▶ **WORK REQUIRED**
Reply with only the number of lines that contain the string "name".

Figure data in JSON:

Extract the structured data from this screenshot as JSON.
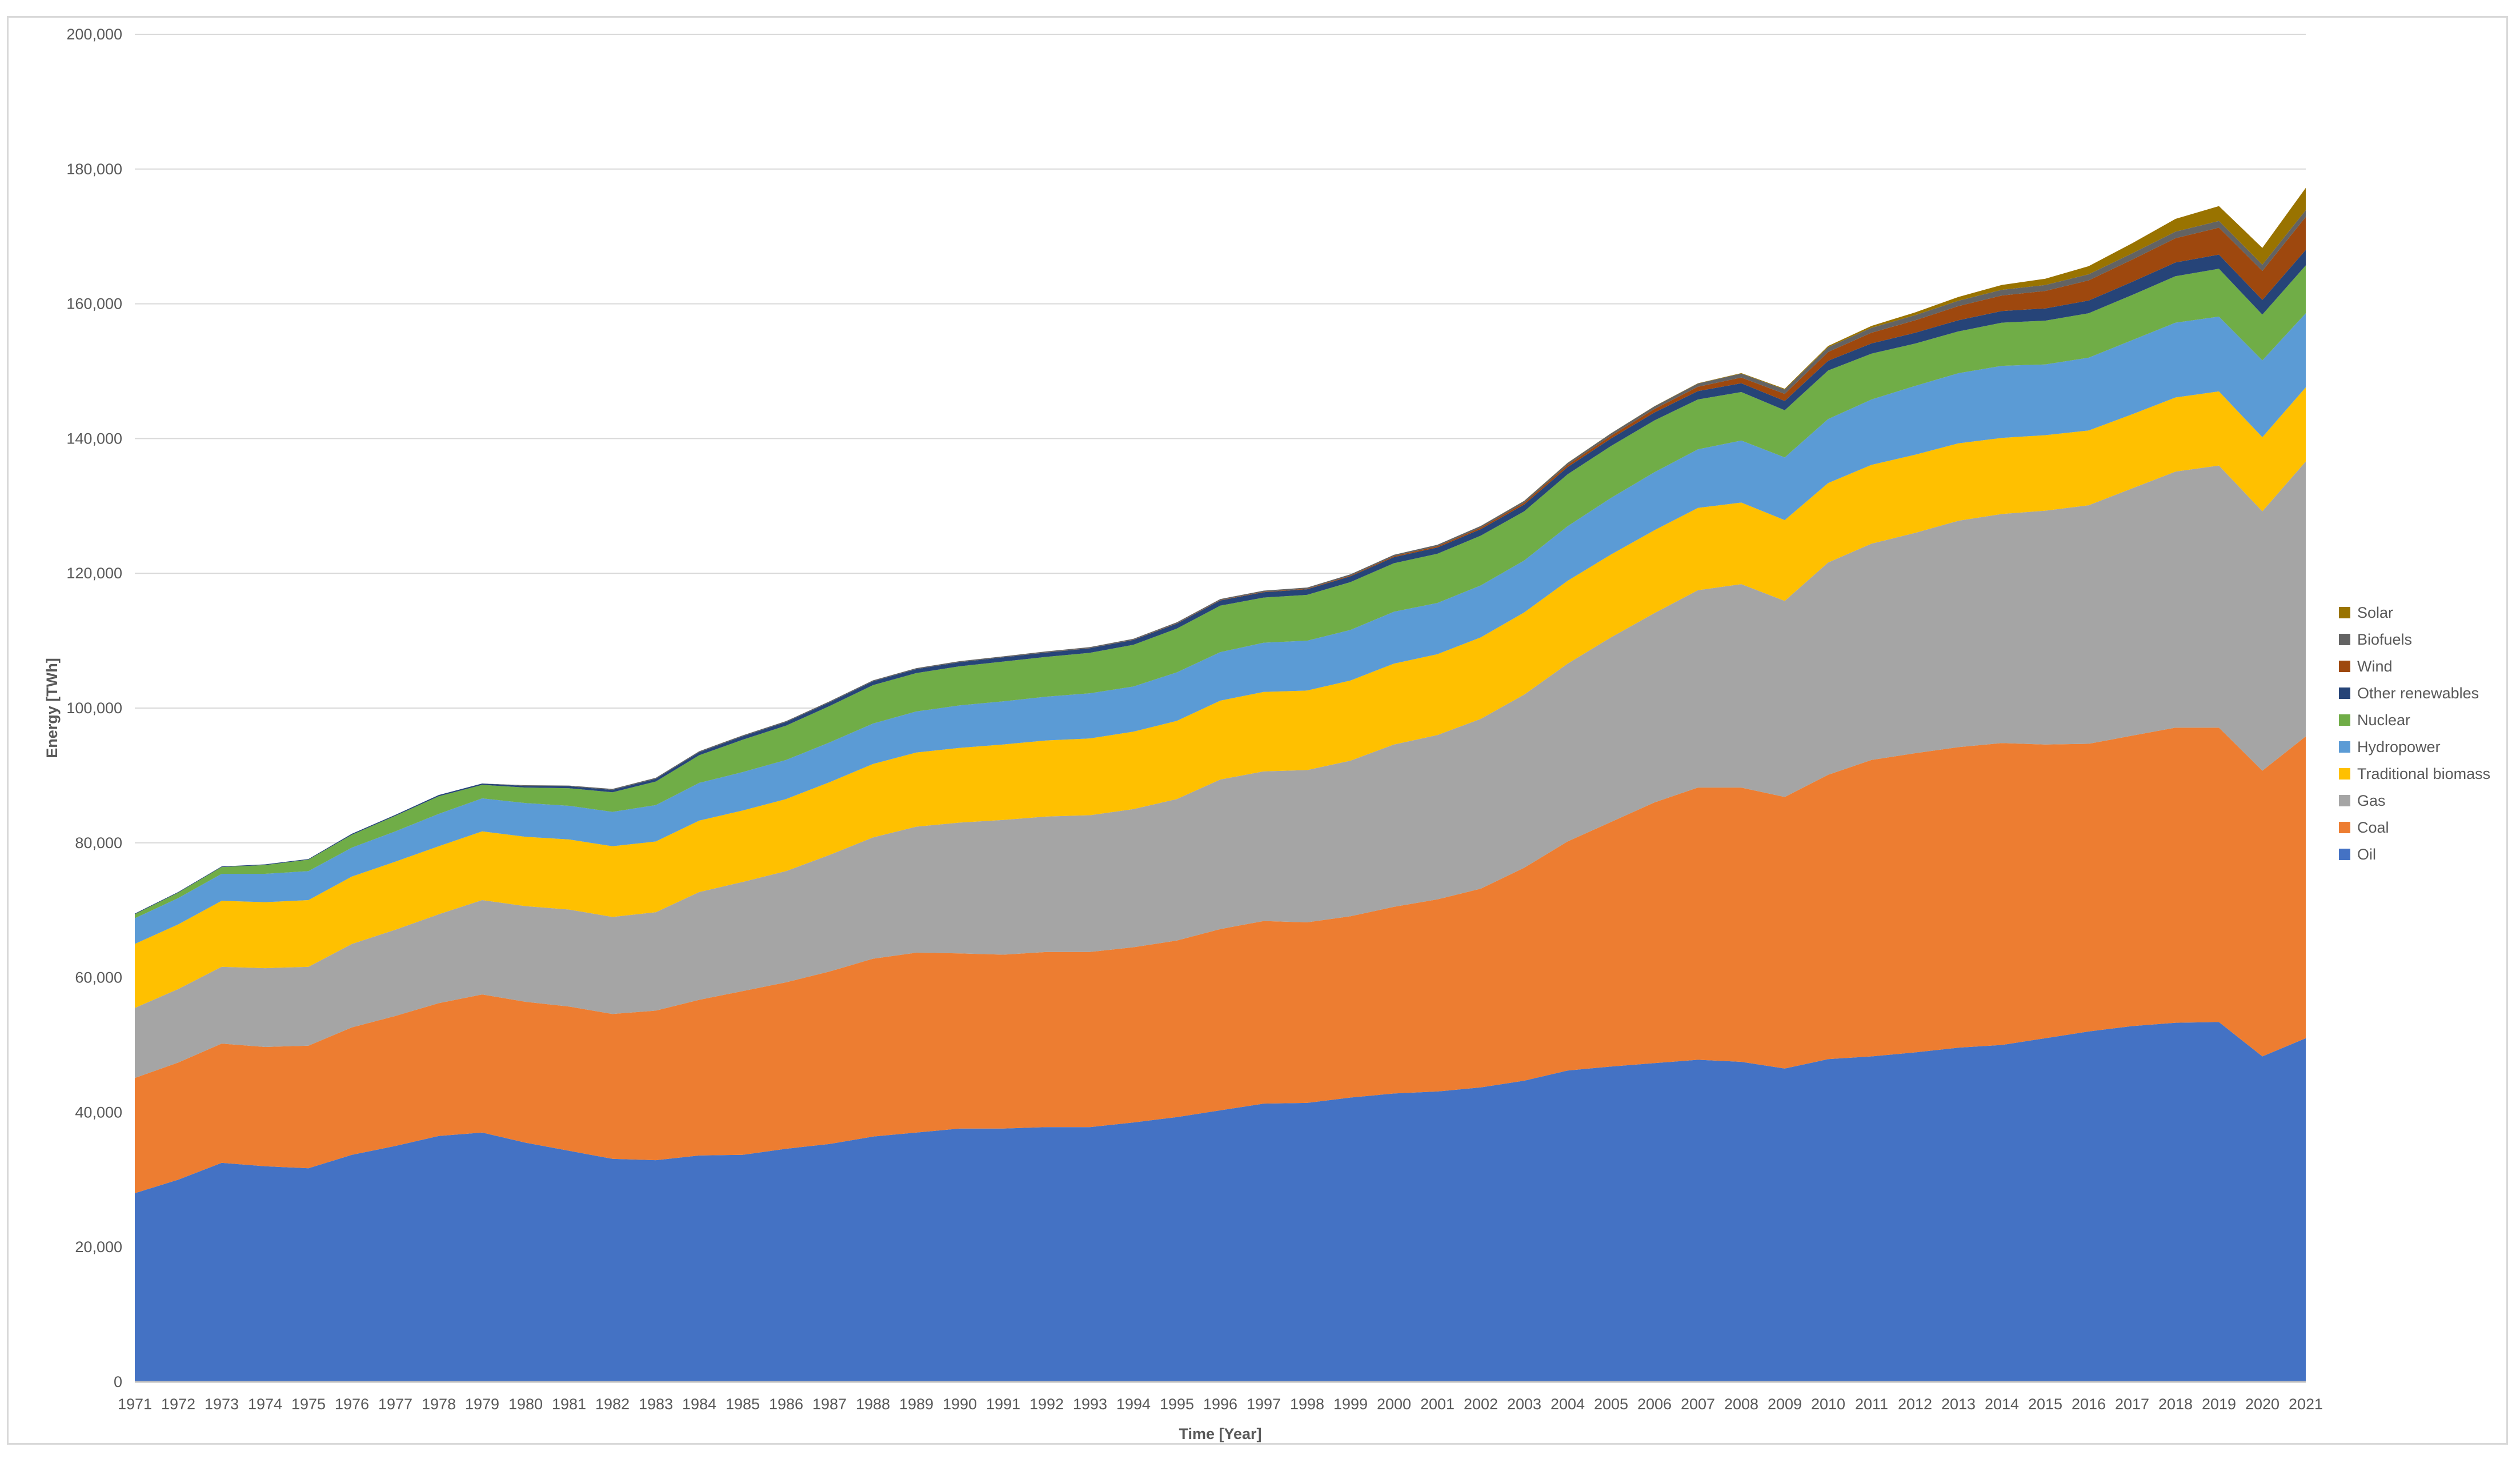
{
  "chart_data": {
    "type": "area",
    "stacked": true,
    "xlabel": "Time [Year]",
    "ylabel": "Energy [TWh]",
    "ylim": [
      0,
      200000
    ],
    "ytick_step": 20000,
    "y_tick_labels": [
      "0",
      "20,000",
      "40,000",
      "60,000",
      "80,000",
      "100,000",
      "120,000",
      "140,000",
      "160,000",
      "180,000",
      "200,000"
    ],
    "grid": "horizontal",
    "legend_position": "right",
    "x": [
      1971,
      1972,
      1973,
      1974,
      1975,
      1976,
      1977,
      1978,
      1979,
      1980,
      1981,
      1982,
      1983,
      1984,
      1985,
      1986,
      1987,
      1988,
      1989,
      1990,
      1991,
      1992,
      1993,
      1994,
      1995,
      1996,
      1997,
      1998,
      1999,
      2000,
      2001,
      2002,
      2003,
      2004,
      2005,
      2006,
      2007,
      2008,
      2009,
      2010,
      2011,
      2012,
      2013,
      2014,
      2015,
      2016,
      2017,
      2018,
      2019,
      2020,
      2021
    ],
    "x_tick_labels": [
      "1971",
      "1972",
      "1973",
      "1974",
      "1975",
      "1976",
      "1977",
      "1978",
      "1979",
      "1980",
      "1981",
      "1982",
      "1983",
      "1984",
      "1985",
      "1986",
      "1987",
      "1988",
      "1989",
      "1990",
      "1991",
      "1992",
      "1993",
      "1994",
      "1995",
      "1996",
      "1997",
      "1998",
      "1999",
      "2000",
      "2001",
      "2002",
      "2003",
      "2004",
      "2005",
      "2006",
      "2007",
      "2008",
      "2009",
      "2010",
      "2011",
      "2012",
      "2013",
      "2014",
      "2015",
      "2016",
      "2017",
      "2018",
      "2019",
      "2020",
      "2021"
    ],
    "series": [
      {
        "name": "Oil",
        "color": "#4472c4",
        "values": [
          28000,
          30000,
          32500,
          32000,
          31700,
          33700,
          35000,
          36500,
          37000,
          35500,
          34300,
          33100,
          32900,
          33600,
          33700,
          34600,
          35300,
          36400,
          37000,
          37600,
          37600,
          37800,
          37800,
          38500,
          39300,
          40300,
          41300,
          41400,
          42200,
          42800,
          43100,
          43700,
          44700,
          46200,
          46800,
          47300,
          47800,
          47500,
          46500,
          47900,
          48300,
          48900,
          49600,
          50000,
          51000,
          52000,
          52800,
          53300,
          53400,
          48300,
          51000
        ]
      },
      {
        "name": "Coal",
        "color": "#ed7d31",
        "values": [
          17100,
          17400,
          17700,
          17700,
          18200,
          18900,
          19300,
          19700,
          20500,
          20900,
          21400,
          21500,
          22200,
          23100,
          24300,
          24700,
          25600,
          26400,
          26700,
          26000,
          25800,
          26000,
          26000,
          26000,
          26200,
          26900,
          27100,
          26800,
          26900,
          27700,
          28500,
          29500,
          31600,
          34000,
          36300,
          38700,
          40400,
          40700,
          40300,
          42200,
          44000,
          44400,
          44600,
          44800,
          43600,
          42700,
          43100,
          43800,
          43700,
          42400,
          44800
        ]
      },
      {
        "name": "Gas",
        "color": "#a5a5a5",
        "values": [
          10400,
          10900,
          11400,
          11700,
          11700,
          12400,
          12800,
          13200,
          14000,
          14200,
          14400,
          14400,
          14600,
          16000,
          16200,
          16500,
          17300,
          18000,
          18700,
          19400,
          20000,
          20100,
          20300,
          20500,
          21000,
          22200,
          22200,
          22600,
          23100,
          24100,
          24400,
          25200,
          25700,
          26400,
          27400,
          28100,
          29300,
          30200,
          29100,
          31500,
          32100,
          32700,
          33600,
          34000,
          34700,
          35400,
          36700,
          38000,
          38900,
          38500,
          40800
        ]
      },
      {
        "name": "Traditional biomass",
        "color": "#ffc000",
        "values": [
          9500,
          9600,
          9800,
          9800,
          9900,
          10000,
          10100,
          10100,
          10200,
          10300,
          10400,
          10500,
          10500,
          10600,
          10600,
          10700,
          10800,
          10900,
          11000,
          11100,
          11200,
          11300,
          11400,
          11500,
          11600,
          11700,
          11800,
          11800,
          11900,
          12000,
          12000,
          12100,
          12200,
          12300,
          12300,
          12300,
          12200,
          12100,
          12000,
          11800,
          11700,
          11600,
          11500,
          11300,
          11200,
          11100,
          11000,
          11000,
          11000,
          11000,
          11000
        ]
      },
      {
        "name": "Hydropower",
        "color": "#5b9bd5",
        "values": [
          3800,
          3900,
          4000,
          4200,
          4300,
          4300,
          4500,
          4800,
          4900,
          5000,
          5000,
          5100,
          5400,
          5600,
          5700,
          5800,
          5900,
          6000,
          6100,
          6300,
          6400,
          6500,
          6700,
          6700,
          7200,
          7200,
          7300,
          7400,
          7500,
          7700,
          7600,
          7700,
          7700,
          8100,
          8400,
          8600,
          8700,
          9200,
          9300,
          9500,
          9700,
          10200,
          10400,
          10700,
          10500,
          10800,
          11000,
          11100,
          11100,
          11400,
          11000
        ]
      },
      {
        "name": "Nuclear",
        "color": "#70ad47",
        "values": [
          600,
          800,
          1000,
          1300,
          1700,
          1900,
          2300,
          2600,
          2000,
          2300,
          2600,
          2900,
          3500,
          4100,
          4800,
          5100,
          5400,
          5700,
          5700,
          5800,
          5900,
          5900,
          6000,
          6200,
          6500,
          6900,
          6700,
          6800,
          7100,
          7200,
          7300,
          7400,
          7300,
          7700,
          7700,
          7700,
          7400,
          7200,
          7000,
          7200,
          6800,
          6300,
          6200,
          6400,
          6500,
          6600,
          6700,
          6900,
          7100,
          6800,
          7100
        ]
      },
      {
        "name": "Other renewables",
        "color": "#264478",
        "values": [
          100,
          100,
          100,
          100,
          100,
          150,
          150,
          200,
          200,
          250,
          300,
          350,
          400,
          450,
          500,
          520,
          540,
          560,
          580,
          600,
          620,
          650,
          680,
          710,
          740,
          770,
          800,
          830,
          860,
          900,
          930,
          960,
          1000,
          1060,
          1120,
          1180,
          1240,
          1310,
          1380,
          1450,
          1520,
          1590,
          1660,
          1730,
          1810,
          1880,
          1950,
          2030,
          2100,
          2180,
          2300
        ]
      },
      {
        "name": "Wind",
        "color": "#9e480e",
        "values": [
          0,
          0,
          0,
          0,
          0,
          0,
          0,
          0,
          0,
          0,
          0,
          0,
          0,
          0,
          0,
          0,
          0,
          0,
          0,
          10,
          10,
          20,
          20,
          30,
          40,
          50,
          60,
          80,
          110,
          150,
          190,
          230,
          280,
          330,
          400,
          500,
          650,
          850,
          1050,
          1300,
          1600,
          1850,
          2100,
          2300,
          2600,
          3000,
          3300,
          3600,
          4000,
          4300,
          4900
        ]
      },
      {
        "name": "Biofuels",
        "color": "#636363",
        "values": [
          0,
          0,
          0,
          0,
          0,
          0,
          0,
          0,
          0,
          100,
          100,
          150,
          150,
          150,
          150,
          150,
          150,
          150,
          150,
          150,
          150,
          150,
          150,
          150,
          150,
          160,
          170,
          180,
          190,
          200,
          220,
          240,
          270,
          300,
          350,
          400,
          480,
          580,
          650,
          700,
          720,
          760,
          800,
          850,
          880,
          900,
          930,
          970,
          1000,
          920,
          1000
        ]
      },
      {
        "name": "Solar",
        "color": "#997300",
        "values": [
          0,
          0,
          0,
          0,
          0,
          0,
          0,
          0,
          0,
          0,
          0,
          0,
          0,
          0,
          0,
          0,
          0,
          0,
          0,
          0,
          0,
          0,
          0,
          0,
          0,
          0,
          0,
          0,
          0,
          0,
          0,
          0,
          10,
          10,
          20,
          30,
          40,
          70,
          120,
          190,
          290,
          420,
          560,
          720,
          930,
          1200,
          1500,
          1900,
          2200,
          2500,
          3300
        ]
      }
    ]
  }
}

▶ **FINAL ANSWER**
10